** TASK REQUIREMENTS **
Copy out the lines that include the word "Sundbyberg".

** DATASET ROWS **
start

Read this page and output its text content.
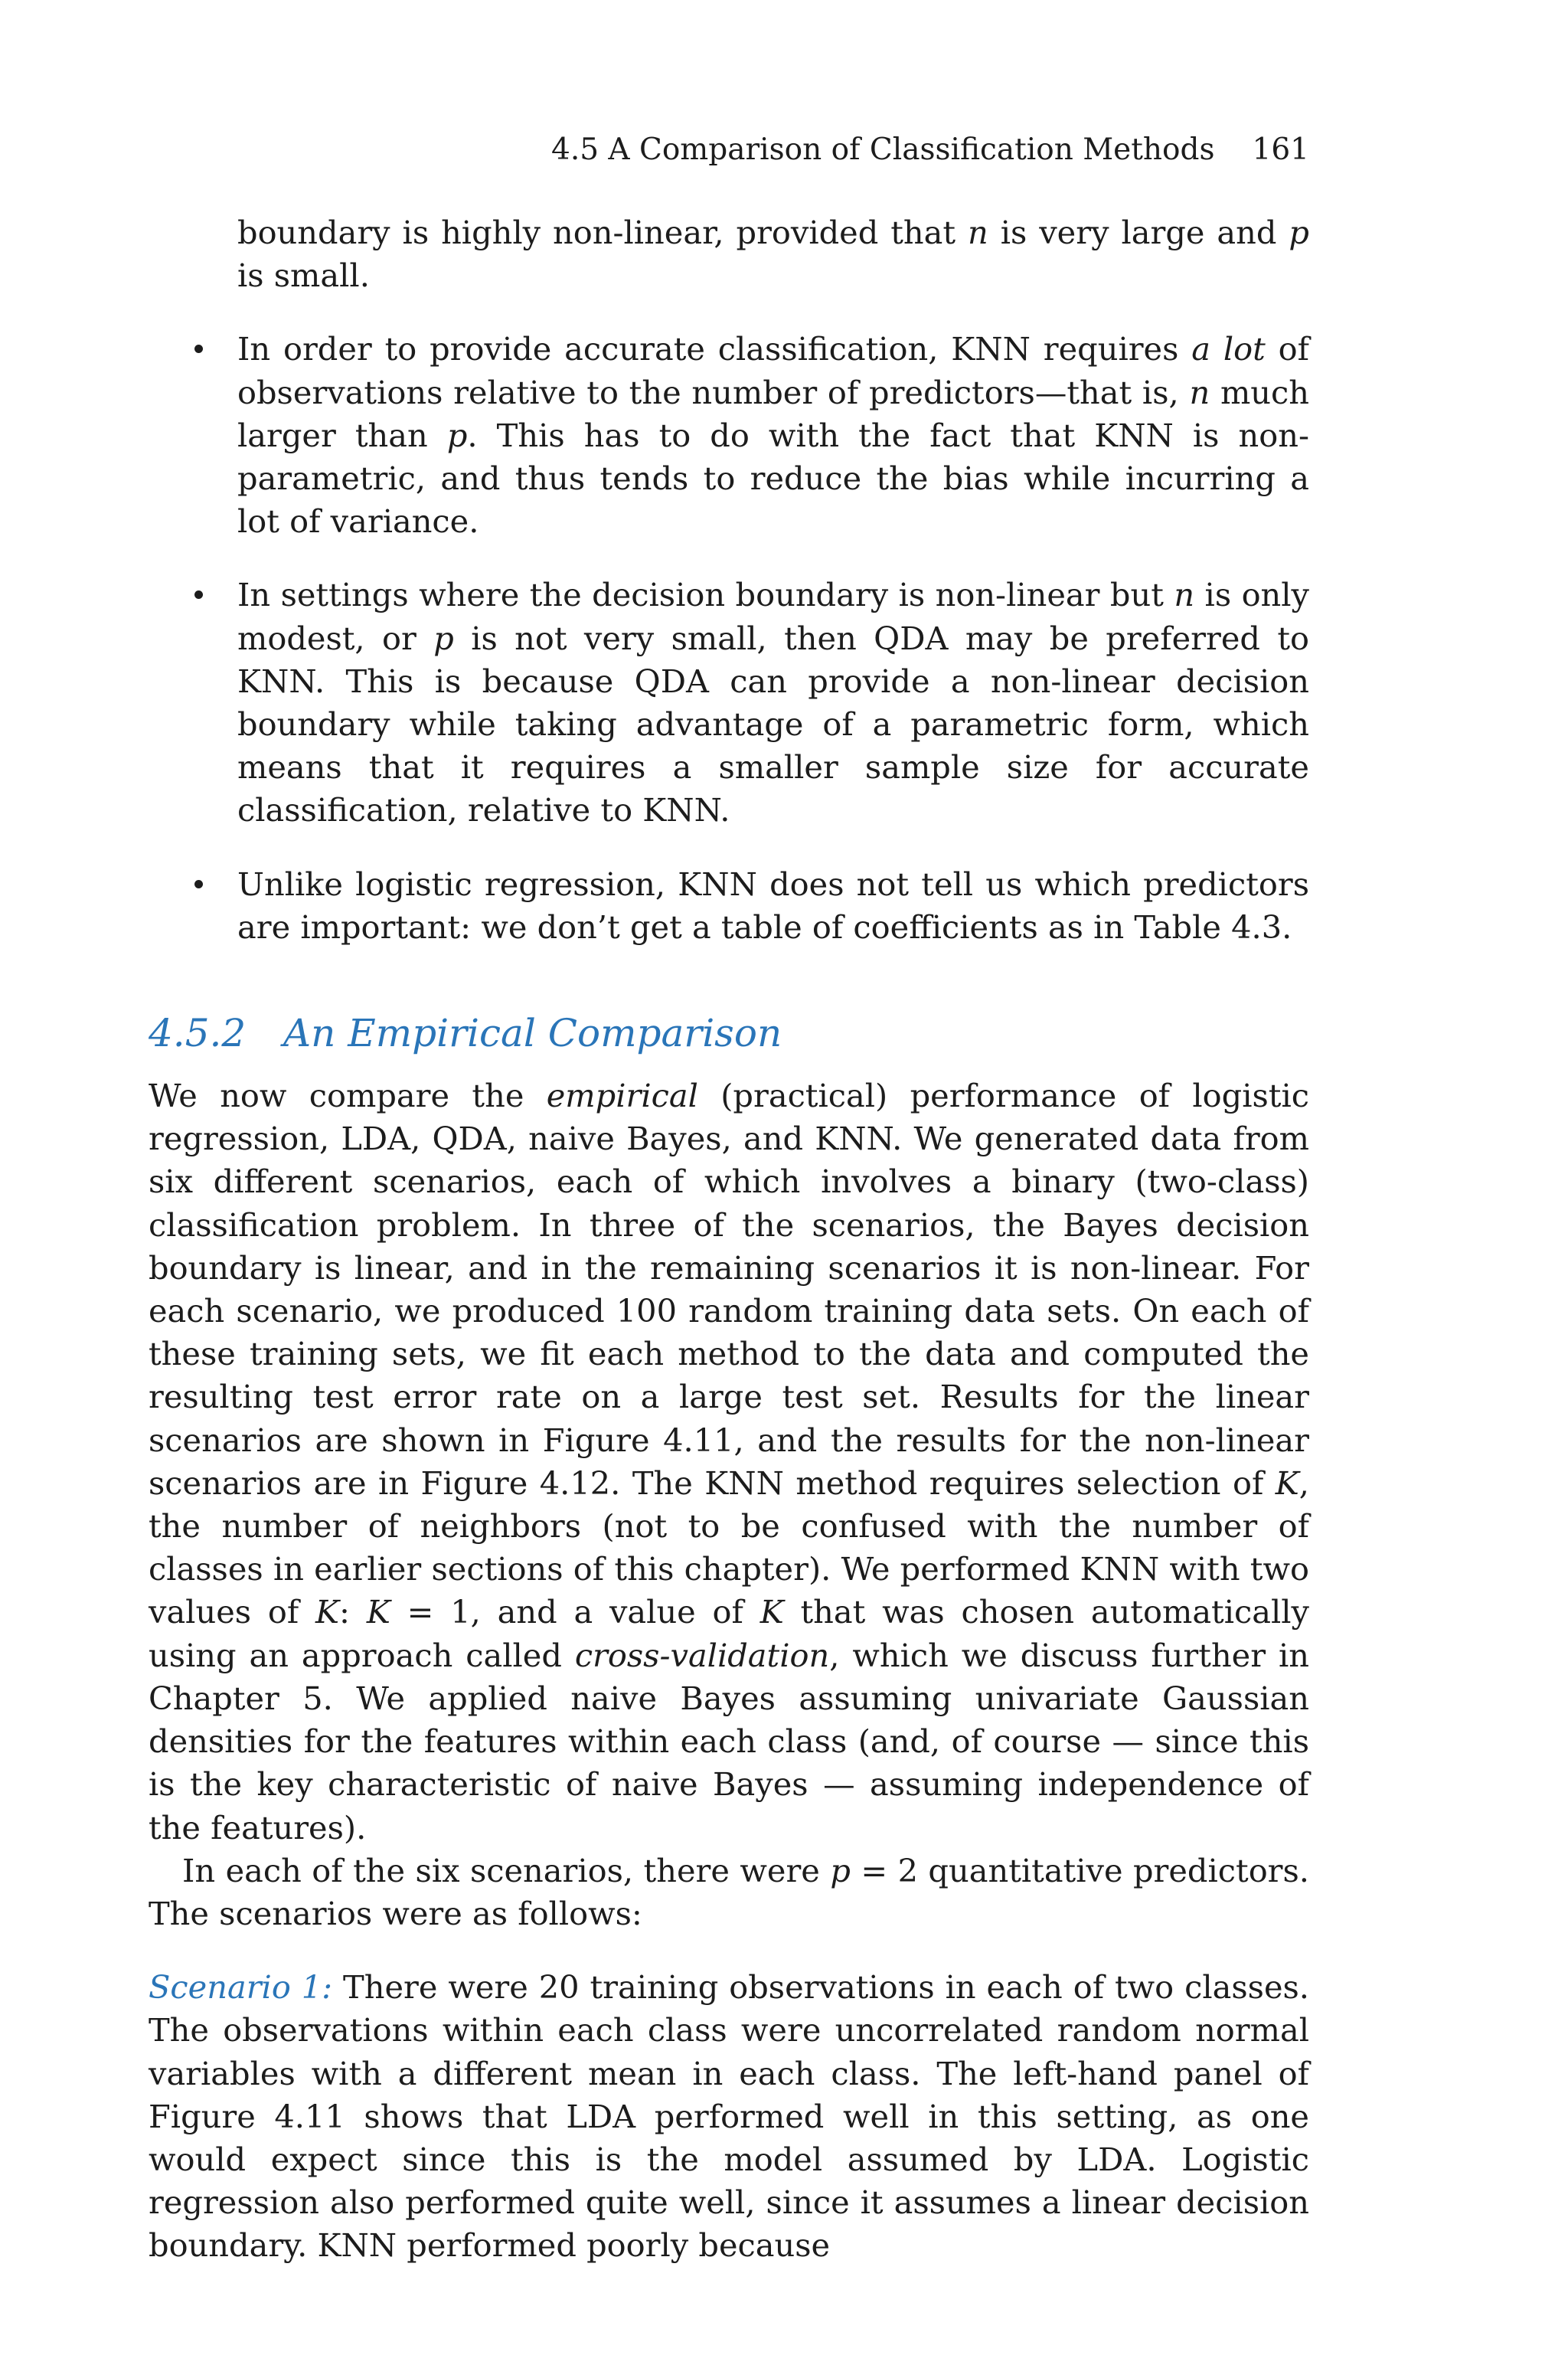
4.5 A Comparison of Classification Methods 161

boundary is highly non-linear, provided that n is very large and p is small.

In order to provide accurate classification, KNN requires a lot of observations relative to the number of predictors—that is, n much larger than p. This has to do with the fact that KNN is non-parametric, and thus tends to reduce the bias while incurring a lot of variance.

In settings where the decision boundary is non-linear but n is only modest, or p is not very small, then QDA may be preferred to KNN. This is because QDA can provide a non-linear decision boundary while taking advantage of a parametric form, which means that it requires a smaller sample size for accurate classification, relative to KNN.

Unlike logistic regression, KNN does not tell us which predictors are important: we don’t get a table of coefficients as in Table 4.3.

4.5.2 An Empirical Comparison

We now compare the empirical (practical) performance of logistic regression, LDA, QDA, naive Bayes, and KNN. We generated data from six different scenarios, each of which involves a binary (two-class) classification problem. In three of the scenarios, the Bayes decision boundary is linear, and in the remaining scenarios it is non-linear. For each scenario, we produced 100 random training data sets. On each of these training sets, we fit each method to the data and computed the resulting test error rate on a large test set. Results for the linear scenarios are shown in Figure 4.11, and the results for the non-linear scenarios are in Figure 4.12. The KNN method requires selection of K, the number of neighbors (not to be confused with the number of classes in earlier sections of this chapter). We performed KNN with two values of K: K = 1, and a value of K that was chosen automatically using an approach called cross-validation, which we discuss further in Chapter 5. We applied naive Bayes assuming univariate Gaussian densities for the features within each class (and, of course — since this is the key characteristic of naive Bayes — assuming independence of the features).

In each of the six scenarios, there were p = 2 quantitative predictors. The scenarios were as follows:

Scenario 1: There were 20 training observations in each of two classes. The observations within each class were uncorrelated random normal variables with a different mean in each class. The left-hand panel of Figure 4.11 shows that LDA performed well in this setting, as one would expect since this is the model assumed by LDA. Logistic regression also performed quite well, since it assumes a linear decision boundary. KNN performed poorly because
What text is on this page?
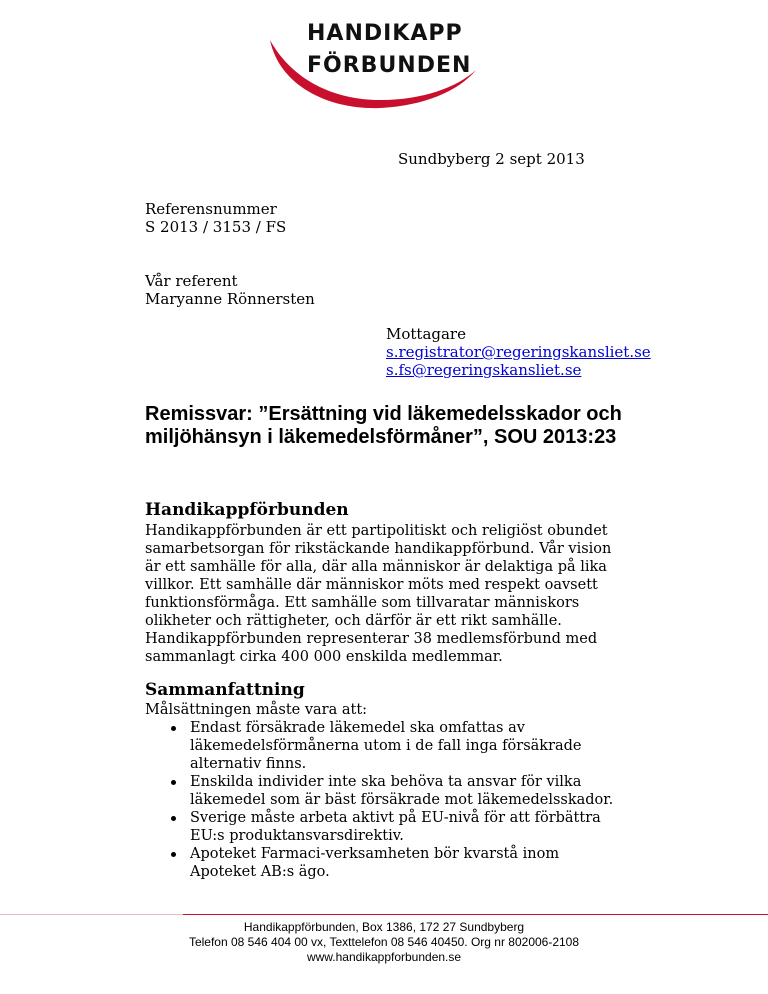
HANDIKAPP
FÖRBUNDEN
Sundbyberg 2 sept 2013
Referensnummer
S 2013 / 3153 / FS
Vår referent
Maryanne Rönnersten
Mottagare
s.registrator@regeringskansliet.se
s.fs@regeringskansliet.se
Remissvar: ”Ersättning vid läkemedelsskador och miljöhänsyn i läkemedelsförmåner”, SOU 2013:23
Handikappförbunden

Handikappförbunden är ett partipolitiskt och religiöst obundet samarbetsorgan för rikstäckande handikappförbund. Vår vision är ett samhälle för alla, där alla människor är delaktiga på lika villkor. Ett samhälle där människor möts med respekt oavsett funktionsförmåga. Ett samhälle som tillvaratar människors olikheter och rättigheter, och därför är ett rikt samhälle. Handikappförbunden representerar 38 medlemsförbund med sammanlagt cirka 400 000 enskilda medlemmar.

Sammanfattning

Målsättningen måste vara att:

Endast försäkrade läkemedel ska omfattas av läkemedelsförmånerna utom i de fall inga försäkrade alternativ finns.
Enskilda individer inte ska behöva ta ansvar för vilka läkemedel som är bäst försäkrade mot läkemedelsskador.
Sverige måste arbeta aktivt på EU-nivå för att förbättra EU:s produktansvarsdirektiv.
Apoteket Farmaci-verksamheten bör kvarstå inom Apoteket AB:s ägo.
Handikappförbunden, Box 1386, 172 27 Sundbyberg
Telefon 08 546 404 00 vx, Texttelefon 08 546 40450. Org nr 802006-2108
www.handikappforbunden.se
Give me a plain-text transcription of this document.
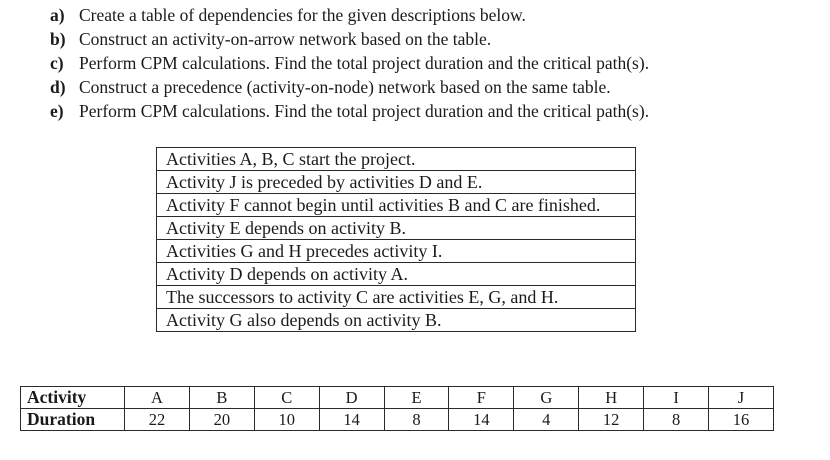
a) Create a table of dependencies for the given descriptions below.
b) Construct an activity-on-arrow network based on the table.
c) Perform CPM calculations. Find the total project duration and the critical path(s).
d) Construct a precedence (activity-on-node) network based on the same table.
e) Perform CPM calculations. Find the total project duration and the critical path(s).
Activities A, B, C start the project.
Activity J is preceded by activities D and E.
Activity F cannot begin until activities B and C are finished.
Activity E depends on activity B.
Activities G and H precedes activity I.
Activity D depends on activity A.
The successors to activity C are activities E, G, and H.
Activity G also depends on activity B.
Activity	A	B	C	D	E	F	G	H	I	J
Duration	22	20	10	14	8	14	4	12	8	16
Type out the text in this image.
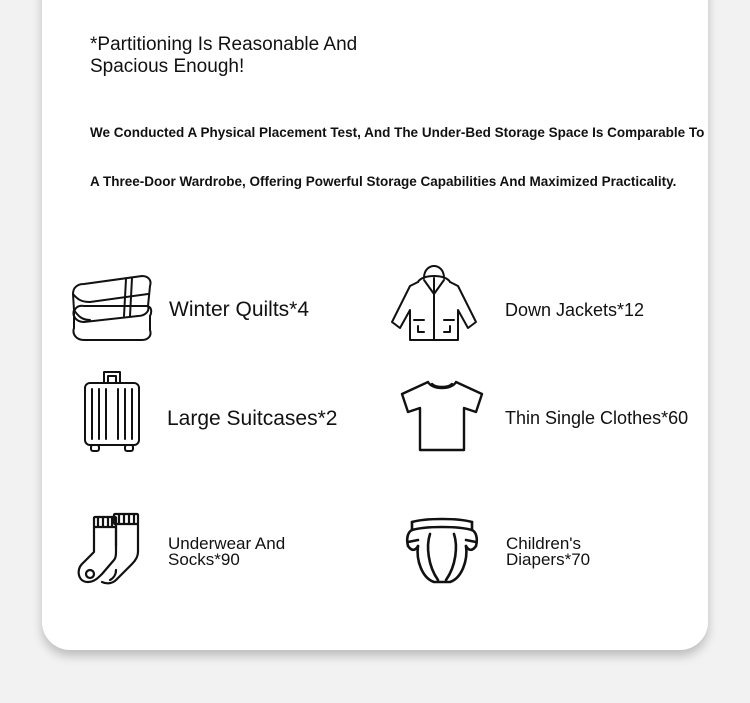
*Partitioning Is Reasonable And
Spacious Enough!
We Conducted A Physical Placement Test, And The Under-Bed Storage Space Is Comparable To
A Three-Door Wardrobe, Offering Powerful Storage Capabilities And Maximized Practicality.
Winter Quilts*4	Down Jackets*12
Large Suitcases*2	Thin Single Clothes*60
Underwear And
Socks*90
Children's
Diapers*70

end

** RESPONSE **
Sundbyberg 2 sept 2013
Handikappförbunden, Box 1386, 172 27 Sundbyberg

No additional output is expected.